(Dataset items)
++++++++++

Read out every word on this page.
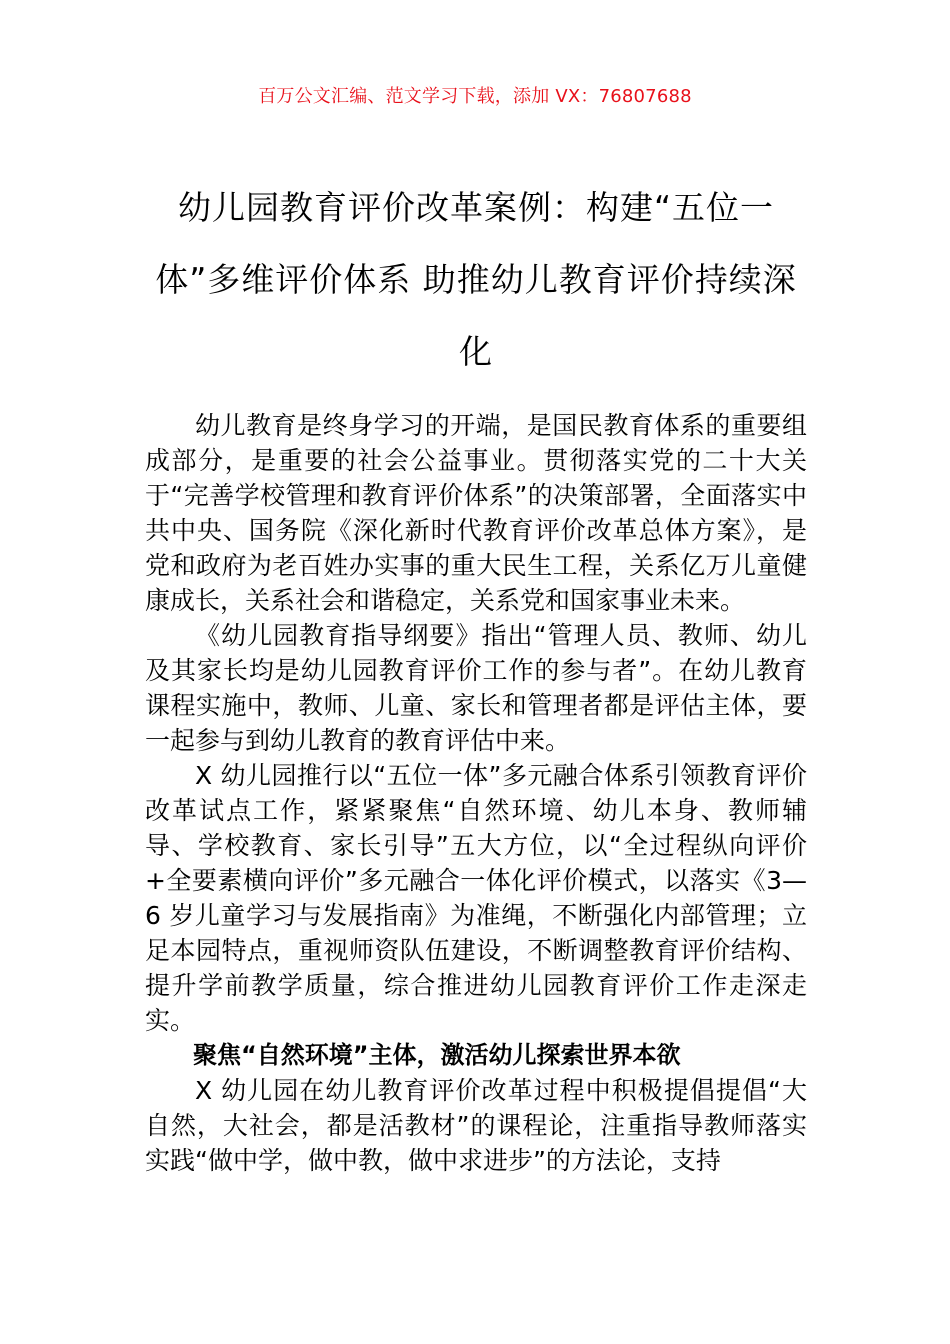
百万公文汇编、范文学习下载，添加 VX：76807688
幼儿园教育评价改革案例：构建“五位一体”多维评价体系 助推幼儿教育评价持续深化

幼儿教育是终身学习的开端，是国民教育体系的重要组成部分，是重要的社会公益事业。贯彻落实党的二十大关于“完善学校管理和教育评价体系”的决策部署，全面落实中共中央、国务院《深化新时代教育评价改革总体方案》，是党和政府为老百姓办实事的重大民生工程，关系亿万儿童健康成长，关系社会和谐稳定，关系党和国家事业未来。

《幼儿园教育指导纲要》指出“管理人员、教师、幼儿及其家长均是幼儿园教育评价工作的参与者”。在幼儿教育课程实施中，教师、儿童、家长和管理者都是评估主体，要一起参与到幼儿教育的教育评估中来。

X 幼儿园推行以“五位一体”多元融合体系引领教育评价改革试点工作，紧紧聚焦“自然环境、幼儿本身、教师辅导、学校教育、家长引导”五大方位，以“全过程纵向评价+全要素横向评价”多元融合一体化评价模式，以落实《3—6 岁儿童学习与发展指南》为准绳，不断强化内部管理；立足本园特点，重视师资队伍建设，不断调整教育评价结构、提升学前教学质量，综合推进幼儿园教育评价工作走深走实。

聚焦“自然环境”主体，激活幼儿探索世界本欲

X 幼儿园在幼儿教育评价改革过程中积极提倡提倡“大自然，大社会，都是活教材”的课程论，注重指导教师落实实践“做中学，做中教，做中求进步”的方法论，支持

++++++++++

Go through the material above and print all of it exactly, except the pictures.

§ Final answer:
Read out every word on this page.
百万公文汇编、范文学习下载，添加 VX：76807688
幼儿园教育评价改革案例：构建“五位一体”多维评价体系 助推幼儿教育评价持续深化

幼儿教育是终身学习的开端，是国民教育体系的重要组成部分，是重要的社会公益事业。贯彻落实党的二十大关于“完善学校管理和教育评价体系”的决策部署，全面落实中共中央、国务院《深化新时代教育评价改革总体方案》，是党和政府为老百姓办实事的重大民生工程，关系亿万儿童健康成长，关系社会和谐稳定，关系党和国家事业未来。

《幼儿园教育指导纲要》指出“管理人员、教师、幼儿及其家长均是幼儿园教育评价工作的参与者”。在幼儿教育课程实施中，教师、儿童、家长和管理者都是评估主体，要一起参与到幼儿教育的教育评估中来。

X 幼儿园推行以“五位一体”多元融合体系引领教育评价改革试点工作，紧紧聚焦“自然环境、幼儿本身、教师辅导、学校教育、家长引导”五大方位，以“全过程纵向评价+全要素横向评价”多元融合一体化评价模式，以落实《3—6 岁儿童学习与发展指南》为准绳，不断强化内部管理；立足本园特点，重视师资队伍建设，不断调整教育评价结构、提升学前教学质量，综合推进幼儿园教育评价工作走深走实。

聚焦“自然环境”主体，激活幼儿探索世界本欲

X 幼儿园在幼儿教育评价改革过程中积极提倡提倡“大自然，大社会，都是活教材”的课程论，注重指导教师落实实践“做中学，做中教，做中求进步”的方法论，支持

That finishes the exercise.